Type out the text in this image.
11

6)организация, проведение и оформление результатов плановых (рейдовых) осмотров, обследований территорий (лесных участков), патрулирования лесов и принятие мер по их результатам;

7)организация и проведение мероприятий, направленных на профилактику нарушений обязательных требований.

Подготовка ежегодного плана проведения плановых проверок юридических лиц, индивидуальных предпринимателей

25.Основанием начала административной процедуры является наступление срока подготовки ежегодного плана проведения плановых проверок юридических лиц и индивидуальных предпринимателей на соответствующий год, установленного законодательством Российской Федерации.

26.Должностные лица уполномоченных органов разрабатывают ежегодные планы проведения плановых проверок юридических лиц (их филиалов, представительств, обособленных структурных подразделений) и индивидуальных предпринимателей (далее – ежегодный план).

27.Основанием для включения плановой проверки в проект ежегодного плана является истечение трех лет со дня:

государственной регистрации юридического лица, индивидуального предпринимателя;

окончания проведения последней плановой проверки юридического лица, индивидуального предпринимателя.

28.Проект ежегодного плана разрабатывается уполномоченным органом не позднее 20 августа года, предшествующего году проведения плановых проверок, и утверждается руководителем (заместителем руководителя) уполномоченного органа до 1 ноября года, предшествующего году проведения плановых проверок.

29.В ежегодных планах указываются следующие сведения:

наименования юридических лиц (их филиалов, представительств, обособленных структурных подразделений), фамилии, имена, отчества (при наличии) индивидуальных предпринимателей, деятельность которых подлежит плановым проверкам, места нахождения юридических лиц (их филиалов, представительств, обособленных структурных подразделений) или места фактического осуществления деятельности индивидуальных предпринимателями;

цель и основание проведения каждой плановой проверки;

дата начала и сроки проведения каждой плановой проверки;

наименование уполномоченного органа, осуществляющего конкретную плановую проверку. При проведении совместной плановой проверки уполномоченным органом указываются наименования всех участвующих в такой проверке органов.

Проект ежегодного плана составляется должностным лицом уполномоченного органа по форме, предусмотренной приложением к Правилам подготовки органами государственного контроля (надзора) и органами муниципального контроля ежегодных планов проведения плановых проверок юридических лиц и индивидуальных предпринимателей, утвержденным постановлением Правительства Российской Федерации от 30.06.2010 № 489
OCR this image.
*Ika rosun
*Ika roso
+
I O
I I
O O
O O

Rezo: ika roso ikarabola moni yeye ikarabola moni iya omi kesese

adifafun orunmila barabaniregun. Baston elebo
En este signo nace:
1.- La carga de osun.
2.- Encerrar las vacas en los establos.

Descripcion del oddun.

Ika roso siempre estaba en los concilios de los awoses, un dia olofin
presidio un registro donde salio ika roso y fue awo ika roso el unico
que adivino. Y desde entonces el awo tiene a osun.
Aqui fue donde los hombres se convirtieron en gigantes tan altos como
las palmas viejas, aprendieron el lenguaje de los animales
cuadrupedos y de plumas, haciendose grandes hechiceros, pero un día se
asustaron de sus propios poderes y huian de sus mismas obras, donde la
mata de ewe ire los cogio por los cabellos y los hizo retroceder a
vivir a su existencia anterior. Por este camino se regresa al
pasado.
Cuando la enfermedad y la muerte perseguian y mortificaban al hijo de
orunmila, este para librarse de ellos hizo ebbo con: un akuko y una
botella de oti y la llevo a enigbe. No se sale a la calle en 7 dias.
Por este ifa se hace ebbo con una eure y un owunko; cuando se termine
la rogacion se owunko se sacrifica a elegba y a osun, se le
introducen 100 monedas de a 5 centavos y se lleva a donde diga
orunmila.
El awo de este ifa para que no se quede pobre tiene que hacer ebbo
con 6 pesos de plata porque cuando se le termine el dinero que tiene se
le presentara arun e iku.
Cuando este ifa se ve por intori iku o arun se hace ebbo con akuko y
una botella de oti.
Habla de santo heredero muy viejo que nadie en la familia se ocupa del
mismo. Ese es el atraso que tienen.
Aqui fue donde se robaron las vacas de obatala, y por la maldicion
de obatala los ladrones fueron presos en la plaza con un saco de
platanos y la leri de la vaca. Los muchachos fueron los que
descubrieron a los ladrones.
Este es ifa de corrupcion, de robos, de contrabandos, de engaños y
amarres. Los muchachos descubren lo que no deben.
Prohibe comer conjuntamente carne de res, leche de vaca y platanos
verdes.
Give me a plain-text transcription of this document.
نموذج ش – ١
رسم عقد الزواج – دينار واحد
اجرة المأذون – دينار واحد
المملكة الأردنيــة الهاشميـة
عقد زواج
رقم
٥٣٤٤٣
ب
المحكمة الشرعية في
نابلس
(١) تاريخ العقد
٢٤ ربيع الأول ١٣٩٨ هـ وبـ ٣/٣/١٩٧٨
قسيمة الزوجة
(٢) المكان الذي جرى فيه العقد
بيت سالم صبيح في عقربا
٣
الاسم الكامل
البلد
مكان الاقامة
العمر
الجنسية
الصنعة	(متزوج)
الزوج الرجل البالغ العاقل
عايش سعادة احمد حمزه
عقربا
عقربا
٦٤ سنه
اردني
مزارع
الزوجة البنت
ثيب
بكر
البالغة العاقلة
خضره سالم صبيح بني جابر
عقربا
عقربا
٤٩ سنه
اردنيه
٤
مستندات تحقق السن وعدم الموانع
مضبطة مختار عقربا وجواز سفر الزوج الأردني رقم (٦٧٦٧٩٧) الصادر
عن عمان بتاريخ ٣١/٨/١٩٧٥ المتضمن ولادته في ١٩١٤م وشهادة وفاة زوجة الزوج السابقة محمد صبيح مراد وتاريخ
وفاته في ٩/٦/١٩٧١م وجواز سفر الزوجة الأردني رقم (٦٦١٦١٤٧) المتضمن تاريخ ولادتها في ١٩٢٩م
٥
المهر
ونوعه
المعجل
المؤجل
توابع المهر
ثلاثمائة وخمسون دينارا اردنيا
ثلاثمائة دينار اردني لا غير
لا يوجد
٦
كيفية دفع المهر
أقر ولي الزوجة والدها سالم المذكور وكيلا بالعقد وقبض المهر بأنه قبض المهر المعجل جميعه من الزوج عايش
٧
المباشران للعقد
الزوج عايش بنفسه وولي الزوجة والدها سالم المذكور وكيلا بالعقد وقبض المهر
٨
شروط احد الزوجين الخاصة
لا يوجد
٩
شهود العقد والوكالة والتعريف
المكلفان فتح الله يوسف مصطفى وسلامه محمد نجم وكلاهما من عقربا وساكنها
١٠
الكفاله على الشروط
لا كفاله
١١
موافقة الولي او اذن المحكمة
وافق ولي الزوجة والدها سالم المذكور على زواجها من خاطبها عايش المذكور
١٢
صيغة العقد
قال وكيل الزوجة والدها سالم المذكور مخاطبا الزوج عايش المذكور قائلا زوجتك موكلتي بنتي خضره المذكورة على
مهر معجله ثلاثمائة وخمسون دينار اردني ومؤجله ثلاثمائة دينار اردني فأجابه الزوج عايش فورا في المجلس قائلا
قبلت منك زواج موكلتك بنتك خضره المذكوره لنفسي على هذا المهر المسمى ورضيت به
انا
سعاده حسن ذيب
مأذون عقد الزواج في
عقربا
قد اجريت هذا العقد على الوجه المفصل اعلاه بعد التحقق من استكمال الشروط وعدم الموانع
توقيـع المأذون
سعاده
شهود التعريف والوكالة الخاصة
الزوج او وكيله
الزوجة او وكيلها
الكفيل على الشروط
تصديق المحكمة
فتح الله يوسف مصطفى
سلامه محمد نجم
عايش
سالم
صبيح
------------------------------
▶ [WHAT YOU SHOULD DO]
Go through the listing above and restate it word for word.

▶ [TASK OUTPUT]
Type out the text in this image.
11

6)организация, проведение и оформление результатов плановых (рейдовых) осмотров, обследований территорий (лесных участков), патрулирования лесов и принятие мер по их результатам;

7)организация и проведение мероприятий, направленных на профилактику нарушений обязательных требований.

Подготовка ежегодного плана проведения плановых проверок юридических лиц, индивидуальных предпринимателей

25.Основанием начала административной процедуры является наступление срока подготовки ежегодного плана проведения плановых проверок юридических лиц и индивидуальных предпринимателей на соответствующий год, установленного законодательством Российской Федерации.

26.Должностные лица уполномоченных органов разрабатывают ежегодные планы проведения плановых проверок юридических лиц (их филиалов, представительств, обособленных структурных подразделений) и индивидуальных предпринимателей (далее – ежегодный план).

27.Основанием для включения плановой проверки в проект ежегодного плана является истечение трех лет со дня:

государственной регистрации юридического лица, индивидуального предпринимателя;

окончания проведения последней плановой проверки юридического лица, индивидуального предпринимателя.

28.Проект ежегодного плана разрабатывается уполномоченным органом не позднее 20 августа года, предшествующего году проведения плановых проверок, и утверждается руководителем (заместителем руководителя) уполномоченного органа до 1 ноября года, предшествующего году проведения плановых проверок.

29.В ежегодных планах указываются следующие сведения:

наименования юридических лиц (их филиалов, представительств, обособленных структурных подразделений), фамилии, имена, отчества (при наличии) индивидуальных предпринимателей, деятельность которых подлежит плановым проверкам, места нахождения юридических лиц (их филиалов, представительств, обособленных структурных подразделений) или места фактического осуществления деятельности индивидуальных предпринимателями;

цель и основание проведения каждой плановой проверки;

дата начала и сроки проведения каждой плановой проверки;

наименование уполномоченного органа, осуществляющего конкретную плановую проверку. При проведении совместной плановой проверки уполномоченным органом указываются наименования всех участвующих в такой проверке органов.

Проект ежегодного плана составляется должностным лицом уполномоченного органа по форме, предусмотренной приложением к Правилам подготовки органами государственного контроля (надзора) и органами муниципального контроля ежегодных планов проведения плановых проверок юридических лиц и индивидуальных предпринимателей, утвержденным постановлением Правительства Российской Федерации от 30.06.2010 № 489
OCR this image.
*Ika rosun
*Ika roso
+
I O
I I
O O
O O

Rezo: ika roso ikarabola moni yeye ikarabola moni iya omi kesese

adifafun orunmila barabaniregun. Baston elebo
En este signo nace:
1.- La carga de osun.
2.- Encerrar las vacas en los establos.

Descripcion del oddun.

Ika roso siempre estaba en los concilios de los awoses, un dia olofin
presidio un registro donde salio ika roso y fue awo ika roso el unico
que adivino. Y desde entonces el awo tiene a osun.
Aqui fue donde los hombres se convirtieron en gigantes tan altos como
las palmas viejas, aprendieron el lenguaje de los animales
cuadrupedos y de plumas, haciendose grandes hechiceros, pero un día se
asustaron de sus propios poderes y huian de sus mismas obras, donde la
mata de ewe ire los cogio por los cabellos y los hizo retroceder a
vivir a su existencia anterior. Por este camino se regresa al
pasado.
Cuando la enfermedad y la muerte perseguian y mortificaban al hijo de
orunmila, este para librarse de ellos hizo ebbo con: un akuko y una
botella de oti y la llevo a enigbe. No se sale a la calle en 7 dias.
Por este ifa se hace ebbo con una eure y un owunko; cuando se termine
la rogacion se owunko se sacrifica a elegba y a osun, se le
introducen 100 monedas de a 5 centavos y se lleva a donde diga
orunmila.
El awo de este ifa para que no se quede pobre tiene que hacer ebbo
con 6 pesos de plata porque cuando se le termine el dinero que tiene se
le presentara arun e iku.
Cuando este ifa se ve por intori iku o arun se hace ebbo con akuko y
una botella de oti.
Habla de santo heredero muy viejo que nadie en la familia se ocupa del
mismo. Ese es el atraso que tienen.
Aqui fue donde se robaron las vacas de obatala, y por la maldicion
de obatala los ladrones fueron presos en la plaza con un saco de
platanos y la leri de la vaca. Los muchachos fueron los que
descubrieron a los ladrones.
Este es ifa de corrupcion, de robos, de contrabandos, de engaños y
amarres. Los muchachos descubren lo que no deben.
Prohibe comer conjuntamente carne de res, leche de vaca y platanos
verdes.
Give me a plain-text transcription of this document.
نموذج ش – ١
رسم عقد الزواج – دينار واحد
اجرة المأذون – دينار واحد
المملكة الأردنيــة الهاشميـة
عقد زواج
رقم
٥٣٤٤٣
ب
المحكمة الشرعية في
نابلس
(١) تاريخ العقد
٢٤ ربيع الأول ١٣٩٨ هـ وبـ ٣/٣/١٩٧٨
قسيمة الزوجة
(٢) المكان الذي جرى فيه العقد
بيت سالم صبيح في عقربا
٣
الاسم الكامل
البلد
مكان الاقامة
العمر
الجنسية
الصنعة	(متزوج)
الزوج الرجل البالغ العاقل
عايش سعادة احمد حمزه
عقربا
عقربا
٦٤ سنه
اردني
مزارع
الزوجة البنت
ثيب
بكر
البالغة العاقلة
خضره سالم صبيح بني جابر
عقربا
عقربا
٤٩ سنه
اردنيه
٤
مستندات تحقق السن وعدم الموانع
مضبطة مختار عقربا وجواز سفر الزوج الأردني رقم (٦٧٦٧٩٧) الصادر
عن عمان بتاريخ ٣١/٨/١٩٧٥ المتضمن ولادته في ١٩١٤م وشهادة وفاة زوجة الزوج السابقة محمد صبيح مراد وتاريخ
وفاته في ٩/٦/١٩٧١م وجواز سفر الزوجة الأردني رقم (٦٦١٦١٤٧) المتضمن تاريخ ولادتها في ١٩٢٩م
٥
المهر
ونوعه
المعجل
المؤجل
توابع المهر
ثلاثمائة وخمسون دينارا اردنيا
ثلاثمائة دينار اردني لا غير
لا يوجد
٦
كيفية دفع المهر
أقر ولي الزوجة والدها سالم المذكور وكيلا بالعقد وقبض المهر بأنه قبض المهر المعجل جميعه من الزوج عايش
٧
المباشران للعقد
الزوج عايش بنفسه وولي الزوجة والدها سالم المذكور وكيلا بالعقد وقبض المهر
٨
شروط احد الزوجين الخاصة
لا يوجد
٩
شهود العقد والوكالة والتعريف
المكلفان فتح الله يوسف مصطفى وسلامه محمد نجم وكلاهما من عقربا وساكنها
١٠
الكفاله على الشروط
لا كفاله
١١
موافقة الولي او اذن المحكمة
وافق ولي الزوجة والدها سالم المذكور على زواجها من خاطبها عايش المذكور
١٢
صيغة العقد
قال وكيل الزوجة والدها سالم المذكور مخاطبا الزوج عايش المذكور قائلا زوجتك موكلتي بنتي خضره المذكورة على
مهر معجله ثلاثمائة وخمسون دينار اردني ومؤجله ثلاثمائة دينار اردني فأجابه الزوج عايش فورا في المجلس قائلا
قبلت منك زواج موكلتك بنتك خضره المذكوره لنفسي على هذا المهر المسمى ورضيت به
انا
سعاده حسن ذيب
مأذون عقد الزواج في
عقربا
قد اجريت هذا العقد على الوجه المفصل اعلاه بعد التحقق من استكمال الشروط وعدم الموانع
توقيـع المأذون
سعاده
شهود التعريف والوكالة الخاصة
الزوج او وكيله
الزوجة او وكيلها
الكفيل على الشروط
تصديق المحكمة
فتح الله يوسف مصطفى
سلامه محمد نجم
عايش
سالم
صبيح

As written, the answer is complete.